Problem details ▸ Filter the lines below, copying only those with the string "title".

[Collection entries]

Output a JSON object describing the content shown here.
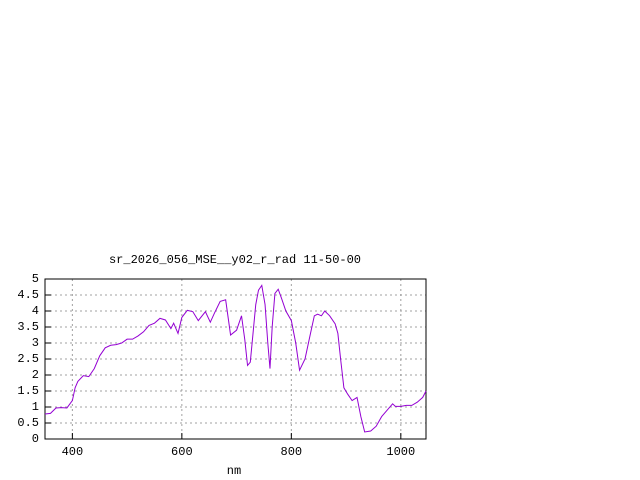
{
  "chart_data": {
    "type": "line",
    "title": "sr_2026_056_MSE__y02_r_rad 11-50-00",
    "x_label": "nm",
    "x": [
      350,
      360,
      370,
      380,
      390,
      400,
      405,
      410,
      420,
      430,
      440,
      450,
      460,
      470,
      480,
      490,
      500,
      510,
      520,
      530,
      540,
      550,
      560,
      570,
      580,
      585,
      593,
      600,
      610,
      620,
      630,
      643,
      652,
      660,
      670,
      680,
      689,
      700,
      709,
      715,
      720,
      725,
      730,
      735,
      740,
      746,
      752,
      757,
      761,
      765,
      770,
      776,
      782,
      790,
      800,
      808,
      815,
      825,
      835,
      842,
      848,
      855,
      861,
      870,
      880,
      885,
      890,
      896,
      903,
      911,
      920,
      927,
      934,
      945,
      955,
      965,
      975,
      985,
      990,
      1000,
      1010,
      1020,
      1030,
      1040,
      1046
    ],
    "series": [
      {
        "name": "sr_2026_056_MSE__y02_r_rad 11-50-00",
        "color": "#9400d3",
        "values": [
          0.78,
          0.8,
          0.97,
          0.98,
          0.97,
          1.2,
          1.6,
          1.8,
          1.98,
          1.95,
          2.2,
          2.6,
          2.85,
          2.93,
          2.95,
          3.0,
          3.12,
          3.12,
          3.22,
          3.35,
          3.55,
          3.62,
          3.77,
          3.72,
          3.45,
          3.62,
          3.3,
          3.8,
          4.02,
          3.98,
          3.7,
          3.98,
          3.65,
          3.95,
          4.3,
          4.35,
          3.25,
          3.4,
          3.85,
          3.1,
          2.3,
          2.4,
          3.3,
          4.2,
          4.65,
          4.8,
          4.2,
          3.0,
          2.2,
          3.5,
          4.55,
          4.68,
          4.4,
          4.0,
          3.7,
          3.0,
          2.15,
          2.5,
          3.3,
          3.85,
          3.9,
          3.85,
          4.0,
          3.85,
          3.6,
          3.3,
          2.5,
          1.6,
          1.4,
          1.2,
          1.3,
          0.7,
          0.22,
          0.25,
          0.4,
          0.7,
          0.9,
          1.1,
          1.02,
          1.02,
          1.05,
          1.05,
          1.15,
          1.3,
          1.5
        ]
      }
    ],
    "xlim": [
      350,
      1046
    ],
    "ylim": [
      0,
      5
    ],
    "xticks": [
      400,
      600,
      800,
      1000
    ],
    "yticks": [
      0,
      0.5,
      1,
      1.5,
      2,
      2.5,
      3,
      3.5,
      4,
      4.5,
      5
    ],
    "grid": true
  }
}
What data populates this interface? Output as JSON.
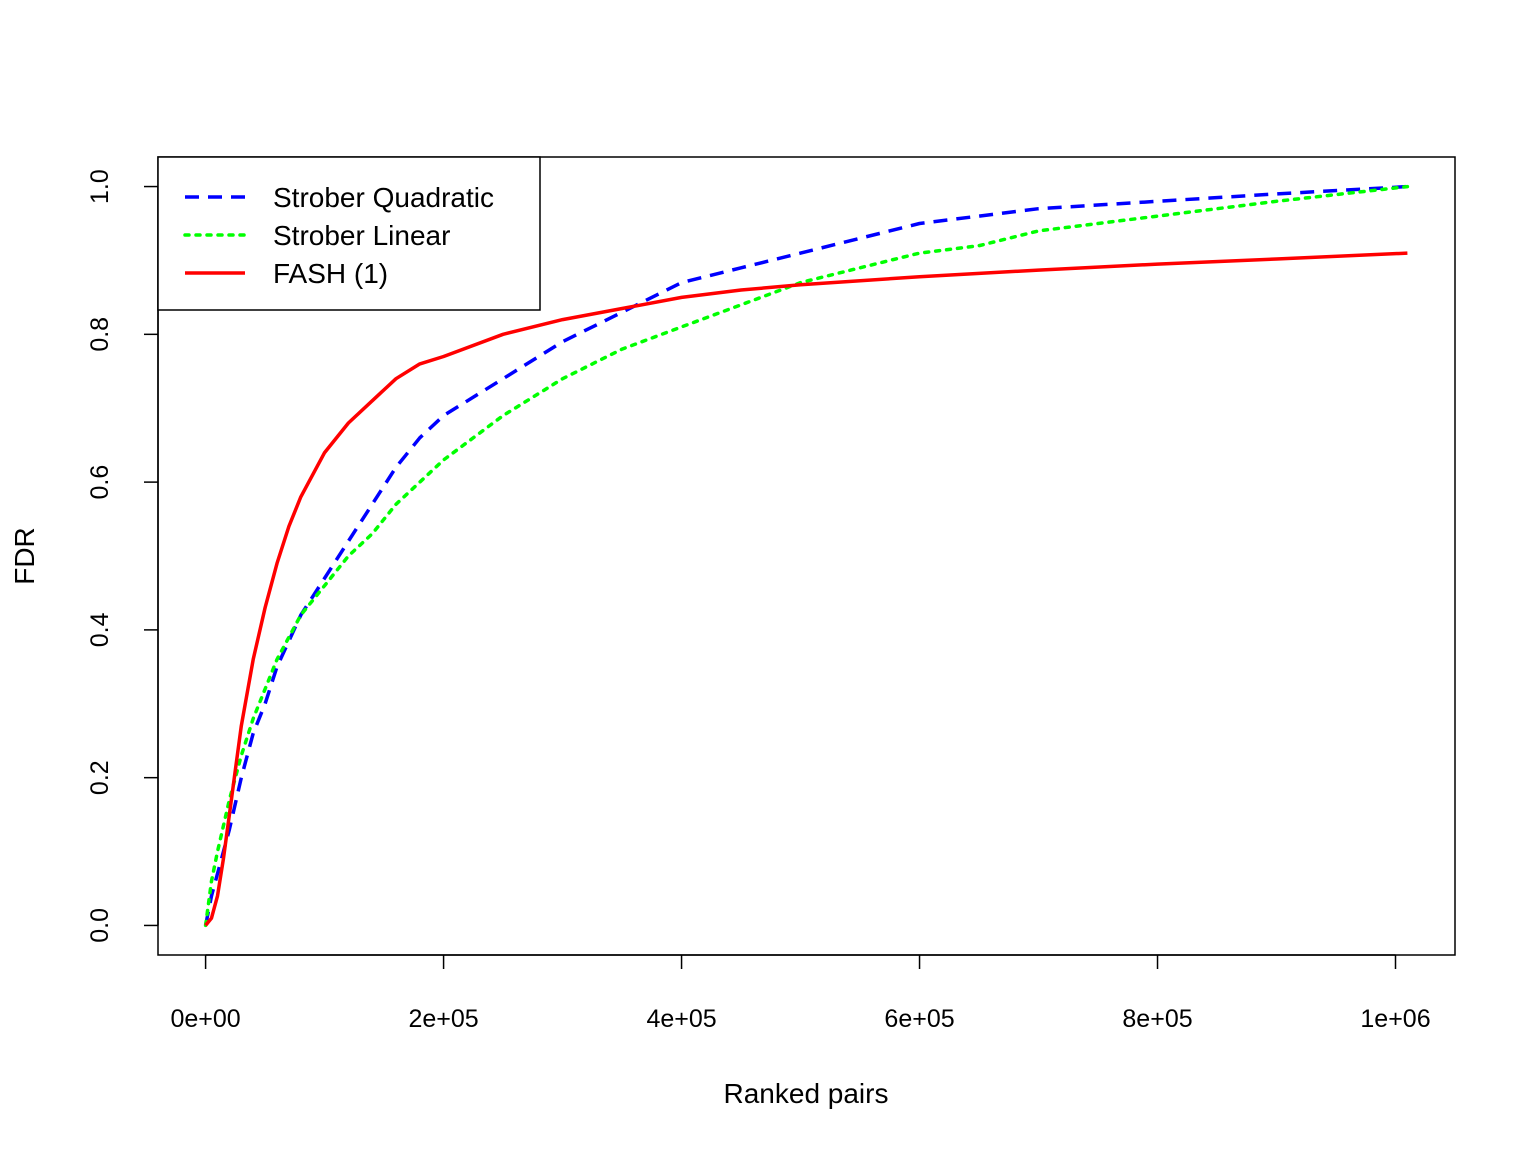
{
  "chart_data": {
    "type": "line",
    "title": "",
    "xlabel": "Ranked pairs",
    "ylabel": "FDR",
    "xlim": [
      -40000,
      1050000
    ],
    "ylim": [
      -0.04,
      1.04
    ],
    "x_ticks": [
      0,
      200000,
      400000,
      600000,
      800000,
      1000000
    ],
    "x_tick_labels": [
      "0e+00",
      "2e+05",
      "4e+05",
      "6e+05",
      "8e+05",
      "1e+06"
    ],
    "y_ticks": [
      0,
      0.2,
      0.4,
      0.6,
      0.8,
      1.0
    ],
    "y_tick_labels": [
      "0.0",
      "0.2",
      "0.4",
      "0.6",
      "0.8",
      "1.0"
    ],
    "grid": false,
    "legend_position": "top-left",
    "series": [
      {
        "name": "Strober Quadratic",
        "color": "#0000ff",
        "line_style": "dashed",
        "x": [
          0,
          5000,
          10000,
          20000,
          30000,
          40000,
          50000,
          60000,
          80000,
          100000,
          120000,
          140000,
          160000,
          180000,
          200000,
          250000,
          300000,
          350000,
          400000,
          450000,
          500000,
          550000,
          600000,
          650000,
          700000,
          800000,
          900000,
          1010000
        ],
        "y": [
          0,
          0.04,
          0.07,
          0.13,
          0.2,
          0.26,
          0.3,
          0.35,
          0.42,
          0.47,
          0.52,
          0.57,
          0.62,
          0.66,
          0.69,
          0.74,
          0.79,
          0.83,
          0.87,
          0.89,
          0.91,
          0.93,
          0.95,
          0.96,
          0.97,
          0.98,
          0.99,
          1.0
        ]
      },
      {
        "name": "Strober Linear",
        "color": "#00ff00",
        "line_style": "dotted",
        "x": [
          0,
          5000,
          10000,
          20000,
          30000,
          40000,
          50000,
          60000,
          80000,
          100000,
          120000,
          140000,
          160000,
          180000,
          200000,
          250000,
          300000,
          350000,
          400000,
          450000,
          500000,
          550000,
          600000,
          650000,
          700000,
          800000,
          900000,
          1010000
        ],
        "y": [
          0,
          0.06,
          0.1,
          0.17,
          0.23,
          0.28,
          0.32,
          0.36,
          0.42,
          0.46,
          0.5,
          0.53,
          0.57,
          0.6,
          0.63,
          0.69,
          0.74,
          0.78,
          0.81,
          0.84,
          0.87,
          0.89,
          0.91,
          0.92,
          0.94,
          0.96,
          0.98,
          1.0
        ]
      },
      {
        "name": "FASH (1)",
        "color": "#ff0000",
        "line_style": "solid",
        "x": [
          0,
          5000,
          10000,
          15000,
          20000,
          25000,
          30000,
          40000,
          50000,
          60000,
          70000,
          80000,
          100000,
          120000,
          140000,
          160000,
          180000,
          200000,
          250000,
          300000,
          350000,
          400000,
          450000,
          500000,
          600000,
          700000,
          800000,
          900000,
          1010000
        ],
        "y": [
          0,
          0.01,
          0.04,
          0.09,
          0.15,
          0.21,
          0.27,
          0.36,
          0.43,
          0.49,
          0.54,
          0.58,
          0.64,
          0.68,
          0.71,
          0.74,
          0.76,
          0.77,
          0.8,
          0.82,
          0.835,
          0.85,
          0.86,
          0.867,
          0.878,
          0.887,
          0.895,
          0.902,
          0.91
        ]
      }
    ]
  }
}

Full solution ▸
    "title": "sr_2026_056_MSE__y02_r_rad 11-50-00",
    "title": "",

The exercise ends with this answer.